# YOUR OBJECTIVE:
Your task is to output the entries below word for word.
-------- ENTRIES SHOWN
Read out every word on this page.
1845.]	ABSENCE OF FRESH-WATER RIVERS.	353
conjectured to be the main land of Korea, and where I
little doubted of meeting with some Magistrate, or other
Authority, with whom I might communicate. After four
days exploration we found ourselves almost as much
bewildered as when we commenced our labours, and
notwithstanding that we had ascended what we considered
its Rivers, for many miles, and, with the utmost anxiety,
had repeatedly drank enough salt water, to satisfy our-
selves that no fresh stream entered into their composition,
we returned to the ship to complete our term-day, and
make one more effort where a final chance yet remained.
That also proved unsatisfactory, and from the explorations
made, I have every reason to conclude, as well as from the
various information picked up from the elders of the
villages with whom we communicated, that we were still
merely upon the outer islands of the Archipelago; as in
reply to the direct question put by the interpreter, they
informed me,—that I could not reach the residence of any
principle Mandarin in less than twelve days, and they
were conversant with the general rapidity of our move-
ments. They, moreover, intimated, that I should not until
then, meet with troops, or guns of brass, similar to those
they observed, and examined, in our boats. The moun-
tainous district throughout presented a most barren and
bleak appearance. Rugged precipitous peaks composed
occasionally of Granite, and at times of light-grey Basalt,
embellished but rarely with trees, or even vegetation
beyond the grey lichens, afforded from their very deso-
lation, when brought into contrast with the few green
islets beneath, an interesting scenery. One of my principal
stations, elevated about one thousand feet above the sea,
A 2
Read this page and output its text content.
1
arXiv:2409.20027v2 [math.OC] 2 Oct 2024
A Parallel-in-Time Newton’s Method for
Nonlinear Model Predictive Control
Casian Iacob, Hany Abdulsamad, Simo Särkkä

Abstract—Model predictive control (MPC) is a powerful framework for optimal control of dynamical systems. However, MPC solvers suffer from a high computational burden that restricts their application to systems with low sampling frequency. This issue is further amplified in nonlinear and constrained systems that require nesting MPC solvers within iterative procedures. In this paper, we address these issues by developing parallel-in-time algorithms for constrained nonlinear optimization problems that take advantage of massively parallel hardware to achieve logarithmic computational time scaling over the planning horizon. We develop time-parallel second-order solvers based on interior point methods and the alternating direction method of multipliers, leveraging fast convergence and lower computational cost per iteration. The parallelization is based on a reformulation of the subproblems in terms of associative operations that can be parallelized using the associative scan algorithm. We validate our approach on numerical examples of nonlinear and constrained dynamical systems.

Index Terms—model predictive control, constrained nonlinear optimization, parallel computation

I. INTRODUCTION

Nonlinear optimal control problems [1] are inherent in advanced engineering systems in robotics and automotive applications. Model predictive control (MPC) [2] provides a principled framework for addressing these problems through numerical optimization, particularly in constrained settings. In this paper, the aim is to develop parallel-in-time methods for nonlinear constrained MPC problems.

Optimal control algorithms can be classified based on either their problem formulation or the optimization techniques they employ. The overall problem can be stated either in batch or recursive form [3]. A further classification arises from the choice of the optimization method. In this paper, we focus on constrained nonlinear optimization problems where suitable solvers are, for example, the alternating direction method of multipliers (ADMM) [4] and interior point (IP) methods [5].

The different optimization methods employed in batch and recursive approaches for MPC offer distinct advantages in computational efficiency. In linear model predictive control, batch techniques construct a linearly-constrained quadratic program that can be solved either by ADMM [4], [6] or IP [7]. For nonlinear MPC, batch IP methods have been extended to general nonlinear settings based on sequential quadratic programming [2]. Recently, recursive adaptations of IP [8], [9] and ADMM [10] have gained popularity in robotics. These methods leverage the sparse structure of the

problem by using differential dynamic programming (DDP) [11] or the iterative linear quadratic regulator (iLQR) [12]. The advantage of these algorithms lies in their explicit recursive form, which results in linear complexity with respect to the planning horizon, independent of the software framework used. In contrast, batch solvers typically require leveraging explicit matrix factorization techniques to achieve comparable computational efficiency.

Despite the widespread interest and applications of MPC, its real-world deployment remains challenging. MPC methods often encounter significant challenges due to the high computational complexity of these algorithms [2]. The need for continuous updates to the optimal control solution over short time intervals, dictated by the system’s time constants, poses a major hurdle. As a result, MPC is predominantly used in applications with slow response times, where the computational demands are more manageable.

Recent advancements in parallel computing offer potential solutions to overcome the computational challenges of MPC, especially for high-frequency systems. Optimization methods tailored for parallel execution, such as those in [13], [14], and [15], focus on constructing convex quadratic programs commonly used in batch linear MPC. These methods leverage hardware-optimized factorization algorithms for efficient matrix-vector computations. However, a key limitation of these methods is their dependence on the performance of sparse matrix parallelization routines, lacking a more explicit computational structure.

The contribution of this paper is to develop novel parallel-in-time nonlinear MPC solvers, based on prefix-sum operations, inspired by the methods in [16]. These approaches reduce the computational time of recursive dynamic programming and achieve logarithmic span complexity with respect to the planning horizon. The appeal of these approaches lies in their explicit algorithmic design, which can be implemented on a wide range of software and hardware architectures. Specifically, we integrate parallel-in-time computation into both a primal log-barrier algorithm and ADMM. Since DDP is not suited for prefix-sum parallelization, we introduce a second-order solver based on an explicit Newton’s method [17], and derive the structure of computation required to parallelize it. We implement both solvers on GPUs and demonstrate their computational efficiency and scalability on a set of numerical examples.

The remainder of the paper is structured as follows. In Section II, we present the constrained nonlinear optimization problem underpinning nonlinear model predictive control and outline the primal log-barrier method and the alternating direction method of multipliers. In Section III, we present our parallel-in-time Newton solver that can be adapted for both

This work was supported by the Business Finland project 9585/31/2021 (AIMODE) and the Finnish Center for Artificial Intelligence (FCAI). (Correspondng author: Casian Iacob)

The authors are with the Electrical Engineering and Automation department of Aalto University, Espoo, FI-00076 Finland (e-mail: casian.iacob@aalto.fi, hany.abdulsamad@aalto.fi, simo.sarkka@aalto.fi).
----------------
# FINISHED TASK:
Read out every word on this page.
1845.]	ABSENCE OF FRESH-WATER RIVERS.	353
conjectured to be the main land of Korea, and where I
little doubted of meeting with some Magistrate, or other
Authority, with whom I might communicate. After four
days exploration we found ourselves almost as much
bewildered as when we commenced our labours, and
notwithstanding that we had ascended what we considered
its Rivers, for many miles, and, with the utmost anxiety,
had repeatedly drank enough salt water, to satisfy our-
selves that no fresh stream entered into their composition,
we returned to the ship to complete our term-day, and
make one more effort where a final chance yet remained.
That also proved unsatisfactory, and from the explorations
made, I have every reason to conclude, as well as from the
various information picked up from the elders of the
villages with whom we communicated, that we were still
merely upon the outer islands of the Archipelago; as in
reply to the direct question put by the interpreter, they
informed me,—that I could not reach the residence of any
principle Mandarin in less than twelve days, and they
were conversant with the general rapidity of our move-
ments. They, moreover, intimated, that I should not until
then, meet with troops, or guns of brass, similar to those
they observed, and examined, in our boats. The moun-
tainous district throughout presented a most barren and
bleak appearance. Rugged precipitous peaks composed
occasionally of Granite, and at times of light-grey Basalt,
embellished but rarely with trees, or even vegetation
beyond the grey lichens, afforded from their very deso-
lation, when brought into contrast with the few green
islets beneath, an interesting scenery. One of my principal
stations, elevated about one thousand feet above the sea,
A 2
Read this page and output its text content.
1
arXiv:2409.20027v2 [math.OC] 2 Oct 2024
A Parallel-in-Time Newton’s Method for
Nonlinear Model Predictive Control
Casian Iacob, Hany Abdulsamad, Simo Särkkä

Abstract—Model predictive control (MPC) is a powerful framework for optimal control of dynamical systems. However, MPC solvers suffer from a high computational burden that restricts their application to systems with low sampling frequency. This issue is further amplified in nonlinear and constrained systems that require nesting MPC solvers within iterative procedures. In this paper, we address these issues by developing parallel-in-time algorithms for constrained nonlinear optimization problems that take advantage of massively parallel hardware to achieve logarithmic computational time scaling over the planning horizon. We develop time-parallel second-order solvers based on interior point methods and the alternating direction method of multipliers, leveraging fast convergence and lower computational cost per iteration. The parallelization is based on a reformulation of the subproblems in terms of associative operations that can be parallelized using the associative scan algorithm. We validate our approach on numerical examples of nonlinear and constrained dynamical systems.

Index Terms—model predictive control, constrained nonlinear optimization, parallel computation

I. INTRODUCTION

Nonlinear optimal control problems [1] are inherent in advanced engineering systems in robotics and automotive applications. Model predictive control (MPC) [2] provides a principled framework for addressing these problems through numerical optimization, particularly in constrained settings. In this paper, the aim is to develop parallel-in-time methods for nonlinear constrained MPC problems.

Optimal control algorithms can be classified based on either their problem formulation or the optimization techniques they employ. The overall problem can be stated either in batch or recursive form [3]. A further classification arises from the choice of the optimization method. In this paper, we focus on constrained nonlinear optimization problems where suitable solvers are, for example, the alternating direction method of multipliers (ADMM) [4] and interior point (IP) methods [5].

The different optimization methods employed in batch and recursive approaches for MPC offer distinct advantages in computational efficiency. In linear model predictive control, batch techniques construct a linearly-constrained quadratic program that can be solved either by ADMM [4], [6] or IP [7]. For nonlinear MPC, batch IP methods have been extended to general nonlinear settings based on sequential quadratic programming [2]. Recently, recursive adaptations of IP [8], [9] and ADMM [10] have gained popularity in robotics. These methods leverage the sparse structure of the

problem by using differential dynamic programming (DDP) [11] or the iterative linear quadratic regulator (iLQR) [12]. The advantage of these algorithms lies in their explicit recursive form, which results in linear complexity with respect to the planning horizon, independent of the software framework used. In contrast, batch solvers typically require leveraging explicit matrix factorization techniques to achieve comparable computational efficiency.

Despite the widespread interest and applications of MPC, its real-world deployment remains challenging. MPC methods often encounter significant challenges due to the high computational complexity of these algorithms [2]. The need for continuous updates to the optimal control solution over short time intervals, dictated by the system’s time constants, poses a major hurdle. As a result, MPC is predominantly used in applications with slow response times, where the computational demands are more manageable.

Recent advancements in parallel computing offer potential solutions to overcome the computational challenges of MPC, especially for high-frequency systems. Optimization methods tailored for parallel execution, such as those in [13], [14], and [15], focus on constructing convex quadratic programs commonly used in batch linear MPC. These methods leverage hardware-optimized factorization algorithms for efficient matrix-vector computations. However, a key limitation of these methods is their dependence on the performance of sparse matrix parallelization routines, lacking a more explicit computational structure.

The contribution of this paper is to develop novel parallel-in-time nonlinear MPC solvers, based on prefix-sum operations, inspired by the methods in [16]. These approaches reduce the computational time of recursive dynamic programming and achieve logarithmic span complexity with respect to the planning horizon. The appeal of these approaches lies in their explicit algorithmic design, which can be implemented on a wide range of software and hardware architectures. Specifically, we integrate parallel-in-time computation into both a primal log-barrier algorithm and ADMM. Since DDP is not suited for prefix-sum parallelization, we introduce a second-order solver based on an explicit Newton’s method [17], and derive the structure of computation required to parallelize it. We implement both solvers on GPUs and demonstrate their computational efficiency and scalability on a set of numerical examples.

The remainder of the paper is structured as follows. In Section II, we present the constrained nonlinear optimization problem underpinning nonlinear model predictive control and outline the primal log-barrier method and the alternating direction method of multipliers. In Section III, we present our parallel-in-time Newton solver that can be adapted for both

This work was supported by the Business Finland project 9585/31/2021 (AIMODE) and the Finnish Center for Artificial Intelligence (FCAI). (Correspondng author: Casian Iacob)

The authors are with the Electrical Engineering and Automation department of Aalto University, Espoo, FI-00076 Finland (e-mail: casian.iacob@aalto.fi, hany.abdulsamad@aalto.fi, simo.sarkka@aalto.fi).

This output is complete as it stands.